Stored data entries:
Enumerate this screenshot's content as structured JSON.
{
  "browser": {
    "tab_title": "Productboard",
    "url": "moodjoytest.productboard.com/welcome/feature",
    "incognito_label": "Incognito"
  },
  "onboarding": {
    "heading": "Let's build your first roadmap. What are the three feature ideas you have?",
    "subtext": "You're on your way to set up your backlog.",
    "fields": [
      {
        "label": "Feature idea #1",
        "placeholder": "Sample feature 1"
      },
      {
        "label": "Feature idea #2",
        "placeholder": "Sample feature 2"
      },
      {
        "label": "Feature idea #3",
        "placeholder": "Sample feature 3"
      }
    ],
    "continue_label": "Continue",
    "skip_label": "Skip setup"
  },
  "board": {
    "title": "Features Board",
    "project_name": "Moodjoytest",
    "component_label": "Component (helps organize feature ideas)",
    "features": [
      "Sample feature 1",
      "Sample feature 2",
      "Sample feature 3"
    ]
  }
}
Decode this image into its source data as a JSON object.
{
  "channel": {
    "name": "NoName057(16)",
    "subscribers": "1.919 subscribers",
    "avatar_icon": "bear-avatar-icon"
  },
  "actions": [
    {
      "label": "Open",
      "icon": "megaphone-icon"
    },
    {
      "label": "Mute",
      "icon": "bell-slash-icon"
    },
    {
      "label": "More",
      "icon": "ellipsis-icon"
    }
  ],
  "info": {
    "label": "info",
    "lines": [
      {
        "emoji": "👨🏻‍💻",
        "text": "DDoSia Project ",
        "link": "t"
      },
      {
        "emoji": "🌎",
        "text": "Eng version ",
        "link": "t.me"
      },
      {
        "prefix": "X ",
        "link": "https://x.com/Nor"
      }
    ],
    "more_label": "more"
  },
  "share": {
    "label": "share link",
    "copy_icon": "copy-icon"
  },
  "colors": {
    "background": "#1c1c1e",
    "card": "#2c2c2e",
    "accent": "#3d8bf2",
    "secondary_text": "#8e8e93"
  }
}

SHORT TASK = Print out every record again, exactly and in full.

RESPONSE FOR THIS EXERCISE =
Enumerate this screenshot's content as structured JSON.
{
  "browser": {
    "tab_title": "Productboard",
    "url": "moodjoytest.productboard.com/welcome/feature",
    "incognito_label": "Incognito"
  },
  "onboarding": {
    "heading": "Let's build your first roadmap. What are the three feature ideas you have?",
    "subtext": "You're on your way to set up your backlog.",
    "fields": [
      {
        "label": "Feature idea #1",
        "placeholder": "Sample feature 1"
      },
      {
        "label": "Feature idea #2",
        "placeholder": "Sample feature 2"
      },
      {
        "label": "Feature idea #3",
        "placeholder": "Sample feature 3"
      }
    ],
    "continue_label": "Continue",
    "skip_label": "Skip setup"
  },
  "board": {
    "title": "Features Board",
    "project_name": "Moodjoytest",
    "component_label": "Component (helps organize feature ideas)",
    "features": [
      "Sample feature 1",
      "Sample feature 2",
      "Sample feature 3"
    ]
  }
}
Decode this image into its source data as a JSON object.
{
  "channel": {
    "name": "NoName057(16)",
    "subscribers": "1.919 subscribers",
    "avatar_icon": "bear-avatar-icon"
  },
  "actions": [
    {
      "label": "Open",
      "icon": "megaphone-icon"
    },
    {
      "label": "Mute",
      "icon": "bell-slash-icon"
    },
    {
      "label": "More",
      "icon": "ellipsis-icon"
    }
  ],
  "info": {
    "label": "info",
    "lines": [
      {
        "emoji": "👨🏻‍💻",
        "text": "DDoSia Project ",
        "link": "t"
      },
      {
        "emoji": "🌎",
        "text": "Eng version ",
        "link": "t.me"
      },
      {
        "prefix": "X ",
        "link": "https://x.com/Nor"
      }
    ],
    "more_label": "more"
  },
  "share": {
    "label": "share link",
    "copy_icon": "copy-icon"
  },
  "colors": {
    "background": "#1c1c1e",
    "card": "#2c2c2e",
    "accent": "#3d8bf2",
    "secondary_text": "#8e8e93"
  }
}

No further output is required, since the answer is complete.